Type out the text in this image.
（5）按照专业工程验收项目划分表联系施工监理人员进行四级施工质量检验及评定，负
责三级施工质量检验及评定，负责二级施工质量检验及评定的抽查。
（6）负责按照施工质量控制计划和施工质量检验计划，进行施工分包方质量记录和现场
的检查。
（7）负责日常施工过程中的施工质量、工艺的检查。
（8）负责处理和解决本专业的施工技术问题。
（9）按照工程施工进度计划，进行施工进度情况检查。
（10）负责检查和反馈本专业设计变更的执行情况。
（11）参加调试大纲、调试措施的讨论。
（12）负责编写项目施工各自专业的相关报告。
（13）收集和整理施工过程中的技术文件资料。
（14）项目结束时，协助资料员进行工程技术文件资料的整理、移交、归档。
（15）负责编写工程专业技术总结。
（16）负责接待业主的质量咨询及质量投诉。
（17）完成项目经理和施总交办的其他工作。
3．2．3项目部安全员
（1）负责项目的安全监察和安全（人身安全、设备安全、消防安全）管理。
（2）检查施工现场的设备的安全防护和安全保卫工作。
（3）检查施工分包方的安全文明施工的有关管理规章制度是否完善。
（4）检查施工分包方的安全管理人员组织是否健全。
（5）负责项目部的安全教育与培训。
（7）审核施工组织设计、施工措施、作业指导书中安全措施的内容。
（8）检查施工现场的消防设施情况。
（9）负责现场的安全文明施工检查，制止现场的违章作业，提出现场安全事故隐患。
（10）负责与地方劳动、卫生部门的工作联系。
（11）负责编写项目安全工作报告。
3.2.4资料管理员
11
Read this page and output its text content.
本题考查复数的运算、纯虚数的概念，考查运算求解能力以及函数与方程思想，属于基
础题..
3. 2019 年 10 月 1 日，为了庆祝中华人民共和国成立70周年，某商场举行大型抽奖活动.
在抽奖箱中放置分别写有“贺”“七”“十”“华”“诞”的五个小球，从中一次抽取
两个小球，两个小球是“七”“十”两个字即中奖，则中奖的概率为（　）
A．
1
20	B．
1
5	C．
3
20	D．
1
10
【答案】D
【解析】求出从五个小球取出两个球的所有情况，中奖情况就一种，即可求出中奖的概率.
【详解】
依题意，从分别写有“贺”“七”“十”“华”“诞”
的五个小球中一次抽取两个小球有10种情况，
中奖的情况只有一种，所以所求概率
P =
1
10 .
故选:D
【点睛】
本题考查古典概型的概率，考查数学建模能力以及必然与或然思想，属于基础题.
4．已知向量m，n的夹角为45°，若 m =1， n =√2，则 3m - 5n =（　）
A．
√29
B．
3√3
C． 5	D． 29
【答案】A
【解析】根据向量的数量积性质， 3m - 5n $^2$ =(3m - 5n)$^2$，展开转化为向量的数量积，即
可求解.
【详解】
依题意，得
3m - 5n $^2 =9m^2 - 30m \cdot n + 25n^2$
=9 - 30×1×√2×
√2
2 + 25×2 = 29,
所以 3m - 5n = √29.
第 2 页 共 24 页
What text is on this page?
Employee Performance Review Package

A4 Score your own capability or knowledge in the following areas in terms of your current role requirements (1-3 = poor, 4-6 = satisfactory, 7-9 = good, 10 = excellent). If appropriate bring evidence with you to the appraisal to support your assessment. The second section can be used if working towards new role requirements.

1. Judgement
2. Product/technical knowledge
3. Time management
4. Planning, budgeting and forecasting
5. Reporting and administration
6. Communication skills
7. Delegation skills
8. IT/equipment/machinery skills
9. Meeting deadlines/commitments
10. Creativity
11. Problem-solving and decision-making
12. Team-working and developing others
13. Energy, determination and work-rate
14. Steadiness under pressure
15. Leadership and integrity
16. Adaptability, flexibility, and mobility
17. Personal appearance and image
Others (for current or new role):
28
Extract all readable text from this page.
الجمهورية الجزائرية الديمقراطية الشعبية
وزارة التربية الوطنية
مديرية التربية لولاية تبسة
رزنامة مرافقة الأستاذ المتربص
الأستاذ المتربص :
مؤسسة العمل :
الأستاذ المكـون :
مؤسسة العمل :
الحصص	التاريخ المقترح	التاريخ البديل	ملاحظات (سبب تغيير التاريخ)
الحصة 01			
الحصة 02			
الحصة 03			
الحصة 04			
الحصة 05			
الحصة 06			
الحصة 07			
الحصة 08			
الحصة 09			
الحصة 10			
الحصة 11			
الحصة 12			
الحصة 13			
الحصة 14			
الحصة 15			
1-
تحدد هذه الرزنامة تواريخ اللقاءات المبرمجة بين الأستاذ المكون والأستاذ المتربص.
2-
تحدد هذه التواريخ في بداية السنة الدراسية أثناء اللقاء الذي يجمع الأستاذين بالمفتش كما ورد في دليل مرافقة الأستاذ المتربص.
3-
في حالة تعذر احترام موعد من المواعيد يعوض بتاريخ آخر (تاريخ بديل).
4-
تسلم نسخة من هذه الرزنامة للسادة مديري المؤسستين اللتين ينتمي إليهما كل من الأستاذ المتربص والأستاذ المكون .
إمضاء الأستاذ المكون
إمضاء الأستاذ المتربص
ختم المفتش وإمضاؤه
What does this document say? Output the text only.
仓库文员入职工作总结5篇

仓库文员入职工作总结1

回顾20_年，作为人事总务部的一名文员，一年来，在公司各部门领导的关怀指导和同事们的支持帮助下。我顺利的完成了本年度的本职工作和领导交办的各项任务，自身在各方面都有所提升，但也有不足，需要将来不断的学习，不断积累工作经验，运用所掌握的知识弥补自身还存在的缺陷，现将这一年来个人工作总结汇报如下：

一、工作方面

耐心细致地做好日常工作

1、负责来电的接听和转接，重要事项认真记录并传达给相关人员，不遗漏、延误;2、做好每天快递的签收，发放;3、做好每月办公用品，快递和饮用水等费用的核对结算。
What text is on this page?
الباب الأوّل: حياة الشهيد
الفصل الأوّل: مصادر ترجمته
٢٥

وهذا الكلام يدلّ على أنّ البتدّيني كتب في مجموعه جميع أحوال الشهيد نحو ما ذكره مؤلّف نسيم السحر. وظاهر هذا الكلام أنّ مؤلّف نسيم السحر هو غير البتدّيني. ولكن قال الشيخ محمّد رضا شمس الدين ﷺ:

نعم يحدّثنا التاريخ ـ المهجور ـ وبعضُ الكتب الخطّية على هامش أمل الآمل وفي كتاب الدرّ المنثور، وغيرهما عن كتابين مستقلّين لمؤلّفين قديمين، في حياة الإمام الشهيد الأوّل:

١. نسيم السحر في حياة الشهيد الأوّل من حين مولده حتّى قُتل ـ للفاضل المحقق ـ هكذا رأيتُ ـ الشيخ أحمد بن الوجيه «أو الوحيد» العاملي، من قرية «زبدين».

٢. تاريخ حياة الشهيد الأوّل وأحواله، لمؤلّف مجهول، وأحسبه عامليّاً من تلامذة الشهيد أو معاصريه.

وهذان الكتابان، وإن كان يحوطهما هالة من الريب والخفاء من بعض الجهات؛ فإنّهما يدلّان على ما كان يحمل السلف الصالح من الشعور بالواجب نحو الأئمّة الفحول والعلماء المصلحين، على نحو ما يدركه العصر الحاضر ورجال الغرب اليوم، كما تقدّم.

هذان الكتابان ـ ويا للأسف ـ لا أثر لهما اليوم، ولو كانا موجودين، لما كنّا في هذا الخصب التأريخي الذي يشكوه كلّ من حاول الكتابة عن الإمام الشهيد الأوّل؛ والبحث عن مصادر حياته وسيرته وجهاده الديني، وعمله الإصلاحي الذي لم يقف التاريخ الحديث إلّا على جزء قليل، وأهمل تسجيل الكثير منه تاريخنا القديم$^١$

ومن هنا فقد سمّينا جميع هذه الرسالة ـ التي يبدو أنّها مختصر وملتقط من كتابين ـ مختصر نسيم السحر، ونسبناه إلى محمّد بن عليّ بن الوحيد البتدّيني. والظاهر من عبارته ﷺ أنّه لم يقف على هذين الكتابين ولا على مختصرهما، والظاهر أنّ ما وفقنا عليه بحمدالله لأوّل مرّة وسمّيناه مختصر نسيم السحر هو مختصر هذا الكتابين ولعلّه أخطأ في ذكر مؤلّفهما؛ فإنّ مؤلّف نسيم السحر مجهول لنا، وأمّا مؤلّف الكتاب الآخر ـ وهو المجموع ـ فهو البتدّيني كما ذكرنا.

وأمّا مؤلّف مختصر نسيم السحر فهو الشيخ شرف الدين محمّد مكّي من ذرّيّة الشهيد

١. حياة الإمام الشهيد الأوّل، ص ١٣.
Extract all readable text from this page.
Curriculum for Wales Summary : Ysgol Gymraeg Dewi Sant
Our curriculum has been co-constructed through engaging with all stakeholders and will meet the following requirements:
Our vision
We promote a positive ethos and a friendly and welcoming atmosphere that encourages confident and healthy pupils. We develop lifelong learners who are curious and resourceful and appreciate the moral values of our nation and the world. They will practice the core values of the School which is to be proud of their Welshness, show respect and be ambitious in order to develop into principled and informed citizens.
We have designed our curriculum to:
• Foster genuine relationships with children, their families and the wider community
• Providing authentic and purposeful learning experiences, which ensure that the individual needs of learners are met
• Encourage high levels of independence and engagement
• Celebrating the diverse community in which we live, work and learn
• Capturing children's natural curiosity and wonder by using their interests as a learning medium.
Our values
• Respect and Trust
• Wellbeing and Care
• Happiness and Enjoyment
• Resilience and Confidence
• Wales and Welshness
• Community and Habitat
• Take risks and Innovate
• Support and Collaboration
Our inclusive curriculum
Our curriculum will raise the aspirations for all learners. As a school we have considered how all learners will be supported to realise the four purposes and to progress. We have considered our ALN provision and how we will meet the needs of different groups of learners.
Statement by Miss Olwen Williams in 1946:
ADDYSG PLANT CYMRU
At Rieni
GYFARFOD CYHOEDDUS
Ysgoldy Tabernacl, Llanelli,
######
_Directions_. Search the material above for "current". Pull out each line where it shows up.

_Written answer_.
A4 Score your own capability or knowledge in the following areas in terms of your current role requirements (1-3 = poor, 4-6 = satisfactory, 7-9 = good, 10 = excellent). If appropriate bring evidence with you to the appraisal to support your assessment. The second section can be used if working towards new role requirements.
Others (for current or new role):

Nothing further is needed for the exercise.